DOCUMENT EXTRACT >>

***

Pain is a universally
understood sign of disease and the most common symptom bringing people to seek
medical attention. The International Association for the Study of Pain defines
pain as "an unpleasant sensory and emotional experience" associated
with actual or potential tissue damage. It is possible to describe different
types of pain, and they tend to present differently. The history and physical
examination help to identify these differences. Precise and systematic pain
assessment is required to make the correct diagnosis and thus establish the
most efficacious treatment plan for patients presenting with pain.
The somatosensory system (shown) is the part of the sensory
system concerned with the conscious perception of touch, pressure, pain,
temperature, position, movement, and vibration arising from the muscles,
joints, skin, and fascia. It is a 3-neuron system that relays sensations
detected in the periphery and conveys them via pathways through the spinal
cord, brainstem, and thalamic relay nuclei to the sensory cortex in the
parietal lobe. Impulses are carried from receptors via sensory afferents to the
dorsal root ganglia, where the cell bodies of the first-order neurons are
located. Their axons then travel through the spinal cord either in an
ipsilateral or a contralateral fashion. Second-order neuron cell bodies are
located in different anatomical areas depending on the sensation they carry.
The two major categories of pain are nociceptive and
neuropathic. This colonoscopy image demonstrates severe colitis that induced
visceral nociceptive pain. Nociception is a normal physiologic response to
stimuli, initiated by nociceptors that detect mechanical, thermal, or chemical
changes. It may be divided into three subtypes. Superficial somatic pain is
from cutaneous nociceptors on the skin or superficial tissues. Deep somatic
pain is from somatic nociceptors on ligaments, bones, blood vessels, and
muscles. Visceral pain is from visceral nociceptors within body organs.
Neuropathic pain is pain induced by damage to the nerves
themselves. Herpes zoster (shown) can cause neuropathic pain via growth and
inflammation within dermatomal nerves. Hyperpathic symptoms of burning,
tingling, or electrical sensations are classic for neuropathic pain.
Unfortunately, neuropathic pain is not traditionally responsive to standard
pain medications.
Sensitization is an adaptive process in which innocuous
stimuli produce an excessive response. Repeated intense stimuli to damaged
tissue lower the threshold and frequency of firing of afferent nociceptors.
Local inflammatory mediators contribute by recruiting additional nociceptors,
which normally remain silent to routine stimuli. For example, patients with bad
sunburns will experience severe pain and discomfort to even very light touches
because of sensitization of the pain fibers. Sensitization may also be partly
responsible in patients with chronic pain syndromes.
This image demonstrates the visceral afferent and modulatory
pathways responsible for the pain felt by patients with irritable bowel
syndrome. The plus sign denotes pain facilitation and the minus sign denotes
pain inhibition. Pain modulation can both enhance and dampen pain signals.
Placebo can have a significant analgesic response, and anxiety can magnify the
perceived stimuli. Descending signals from the frontal cortex and hypothalamus
help modulate the ascending transmission of the pain signal by opiate
receptors. (Abbreviations: A6, locus coeruleus; ACC, anterior cingulate cortex;
NTS, nucleus tractus solitarius; PAG, periaqueductal gray matter; PFC,
prefrontal cortex; RVM, rostra ventral medulla.)

***

USING THE INFORMATION >>
A. In the passage on pain, where are the cell bodies of the first-order neurons located?
B. Please copy out the passage on pain word for word, starting with "Pain is a universally" and going on through "presenting with pain.".

RECORDED INFORMATION >>

***

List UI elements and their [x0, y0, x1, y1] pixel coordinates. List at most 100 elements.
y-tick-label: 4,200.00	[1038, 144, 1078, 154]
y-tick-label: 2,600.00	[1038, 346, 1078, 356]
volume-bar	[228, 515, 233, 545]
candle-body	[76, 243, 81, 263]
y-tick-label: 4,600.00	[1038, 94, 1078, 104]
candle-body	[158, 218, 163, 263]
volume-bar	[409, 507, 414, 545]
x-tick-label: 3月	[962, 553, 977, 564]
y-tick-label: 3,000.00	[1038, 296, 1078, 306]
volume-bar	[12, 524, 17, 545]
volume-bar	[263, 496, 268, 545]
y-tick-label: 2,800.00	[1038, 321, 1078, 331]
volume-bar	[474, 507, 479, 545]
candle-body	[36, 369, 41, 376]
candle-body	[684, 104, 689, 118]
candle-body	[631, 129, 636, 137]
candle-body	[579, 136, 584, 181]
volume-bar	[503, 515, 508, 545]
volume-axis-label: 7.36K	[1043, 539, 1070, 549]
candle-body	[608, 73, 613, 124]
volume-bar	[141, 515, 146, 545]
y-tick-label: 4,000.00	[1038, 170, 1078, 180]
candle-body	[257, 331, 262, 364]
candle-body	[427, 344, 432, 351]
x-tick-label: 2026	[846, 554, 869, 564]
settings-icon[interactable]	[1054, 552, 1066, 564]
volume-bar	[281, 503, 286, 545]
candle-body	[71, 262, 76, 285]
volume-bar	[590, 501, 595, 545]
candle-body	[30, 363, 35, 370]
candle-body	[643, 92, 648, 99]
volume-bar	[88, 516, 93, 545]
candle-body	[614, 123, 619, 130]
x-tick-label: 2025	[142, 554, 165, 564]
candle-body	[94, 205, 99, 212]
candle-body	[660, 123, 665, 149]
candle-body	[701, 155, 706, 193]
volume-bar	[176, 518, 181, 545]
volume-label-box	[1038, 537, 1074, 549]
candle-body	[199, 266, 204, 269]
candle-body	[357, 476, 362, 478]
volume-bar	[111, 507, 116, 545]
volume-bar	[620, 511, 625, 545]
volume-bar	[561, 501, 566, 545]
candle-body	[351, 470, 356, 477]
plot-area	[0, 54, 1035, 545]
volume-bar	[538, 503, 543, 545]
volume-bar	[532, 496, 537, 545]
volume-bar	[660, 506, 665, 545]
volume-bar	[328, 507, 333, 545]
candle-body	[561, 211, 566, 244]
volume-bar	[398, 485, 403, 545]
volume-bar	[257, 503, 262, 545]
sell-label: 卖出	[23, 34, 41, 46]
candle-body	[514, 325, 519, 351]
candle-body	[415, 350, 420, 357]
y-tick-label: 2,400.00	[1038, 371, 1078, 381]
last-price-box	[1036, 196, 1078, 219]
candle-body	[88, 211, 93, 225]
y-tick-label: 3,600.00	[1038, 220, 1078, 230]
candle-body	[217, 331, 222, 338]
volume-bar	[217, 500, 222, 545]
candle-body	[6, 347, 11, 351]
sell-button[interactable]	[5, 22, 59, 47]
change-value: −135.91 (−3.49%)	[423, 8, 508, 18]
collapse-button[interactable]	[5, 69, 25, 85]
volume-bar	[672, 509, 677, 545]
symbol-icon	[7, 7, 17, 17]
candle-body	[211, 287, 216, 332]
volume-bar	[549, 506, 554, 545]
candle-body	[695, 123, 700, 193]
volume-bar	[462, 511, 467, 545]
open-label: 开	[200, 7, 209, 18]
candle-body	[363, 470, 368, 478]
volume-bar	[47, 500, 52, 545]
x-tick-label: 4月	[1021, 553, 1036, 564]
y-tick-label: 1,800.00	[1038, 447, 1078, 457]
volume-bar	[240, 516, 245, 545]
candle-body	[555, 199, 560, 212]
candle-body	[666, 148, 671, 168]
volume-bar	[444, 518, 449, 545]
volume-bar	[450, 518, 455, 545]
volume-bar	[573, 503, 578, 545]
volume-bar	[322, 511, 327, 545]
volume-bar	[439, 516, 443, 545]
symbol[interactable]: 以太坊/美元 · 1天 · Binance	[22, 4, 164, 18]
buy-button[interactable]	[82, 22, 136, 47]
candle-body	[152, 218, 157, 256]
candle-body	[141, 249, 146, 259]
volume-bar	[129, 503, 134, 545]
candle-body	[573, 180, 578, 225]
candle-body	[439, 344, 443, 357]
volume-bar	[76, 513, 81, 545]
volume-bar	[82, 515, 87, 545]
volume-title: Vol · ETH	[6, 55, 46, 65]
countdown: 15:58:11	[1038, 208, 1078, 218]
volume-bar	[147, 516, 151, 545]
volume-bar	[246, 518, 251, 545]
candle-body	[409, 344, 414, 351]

***

RESPONSES BY ITEM NUMBER >>
A. In the dorsal root ganglia.

B.
Pain is a universally
understood sign of disease and the most common symptom bringing people to seek
medical attention. The International Association for the Study of Pain defines
pain as "an unpleasant sensory and emotional experience" associated
with actual or potential tissue damage. It is possible to describe different
types of pain, and they tend to present differently. The history and physical
examination help to identify these differences. Precise and systematic pain
assessment is required to make the correct diagnosis and thus establish the
most efficacious treatment plan for patients presenting with pain.